- [Work instructions]:
A. Summarize the passage below on community ownership and land in exactly three sentences.
B. Answer these questions from the passage below on community ownership and land:
(i) Which fund does the plea in Scotland ask to extend?
(ii) In which two countries are the Urbanising in Place partners named in the passage?
(iii) Which two funds are given as examples of initiatives that could support ringfenced funding?

*** Opening Source passage ***

Both reports make a strong case for the need to invest in what’s been there all along – the “power of community”. Public policy needs to catch up with what’s actually happening on the ground. In England and Wales there are calls to bolster the promised Community Ownership Fund with Dormant Assets funds, to properly capitalise community organisations, and in Scotland there is a plea to extend the Scottish Land Fund. We would strongly support both of these; the need for working and investment capital is one of the things that holds common good land users of all sorts back.

There’s an irony in that many of those organisations who have “done the right thing” and developed trading income, moving away from dependency on grants and donations, have been hit harder. Both reports are still strongly in favour of social enterprise, but recognise that some things are just not market-driven. If funders and governments want to see genuine long term change, recognising that with substantial, long term grant support to the right organisations will be key.

art at Abriachan Forest Trust
art at Abriachan Forest Trust

There’s also an important acknowledgement that communities of colour have been hardest hit by the virus, and when combined with the lack of assets held by those communities, we’d argue that some of that funding needs to be ringfenced (perhaps through supporting initiatives like the Black Land and Spatial Justice Fund and Resourcing Racial Justice Fund).

The Scottish report draws a clear link between remembrance of the trauma of the Highland Clearances and support for community land ownership in the Highlands and Islands especially. Likewise our work on the Urbanising in Place programme has highlighted that more recent political and financial crises in their countries mean that partners in Latvia and Argentina have a much more immediate understanding of the need for resilient food systems. In England we had not had to face a crisis of this scale in most of our lifetimes, and we rarely talk about histories of dispossession and exclusion from the land but they exist, both for people with deep roots here and for those with roots elsewhere. The experiences of this period may offer a way into new but overdue conversations about what “local”, “community” and “ownership” mean and who needs to be involved.

*** Closing Source passage ***
*** Opening Data ***

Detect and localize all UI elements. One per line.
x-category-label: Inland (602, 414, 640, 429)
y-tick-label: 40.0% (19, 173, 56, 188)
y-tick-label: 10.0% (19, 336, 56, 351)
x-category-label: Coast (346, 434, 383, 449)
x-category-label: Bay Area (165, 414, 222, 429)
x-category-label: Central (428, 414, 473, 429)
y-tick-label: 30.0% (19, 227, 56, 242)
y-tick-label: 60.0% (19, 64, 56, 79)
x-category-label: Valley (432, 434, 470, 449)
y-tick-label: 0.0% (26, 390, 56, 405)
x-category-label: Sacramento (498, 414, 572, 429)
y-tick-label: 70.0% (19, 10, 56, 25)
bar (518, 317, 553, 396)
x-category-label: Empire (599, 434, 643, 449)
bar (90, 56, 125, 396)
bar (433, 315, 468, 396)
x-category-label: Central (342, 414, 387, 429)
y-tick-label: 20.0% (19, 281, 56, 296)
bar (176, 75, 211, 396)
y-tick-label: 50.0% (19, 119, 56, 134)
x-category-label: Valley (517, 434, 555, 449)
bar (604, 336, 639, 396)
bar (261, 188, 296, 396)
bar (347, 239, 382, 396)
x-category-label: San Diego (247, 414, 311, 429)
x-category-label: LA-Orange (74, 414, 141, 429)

*** Closing Data ***

- [Per-task outputs]:
A. Both reports argue for investing in the "power of community" and say that public policy must catch up with what is happening on the ground, including calls to strengthen the Community Ownership Fund with Dormant Assets funds and to extend the Scottish Land Fund, both of which the writers support. Organisations that developed trading income were hit harder, and communities of colour were hardest hit by the virus, so the writers argue for substantial long-term grants and for ringfencing some funding. The Scottish report links remembrance of the Highland Clearances to support for community land ownership, and the writers suggest that this period may open overdue conversations in England about what "local," "community" and "ownership" mean.

B.
(i) The Scottish Land Fund.
(ii) Latvia and Argentina.
(iii) The Black Land and Spatial Justice Fund and the Resourcing Racial Justice Fund.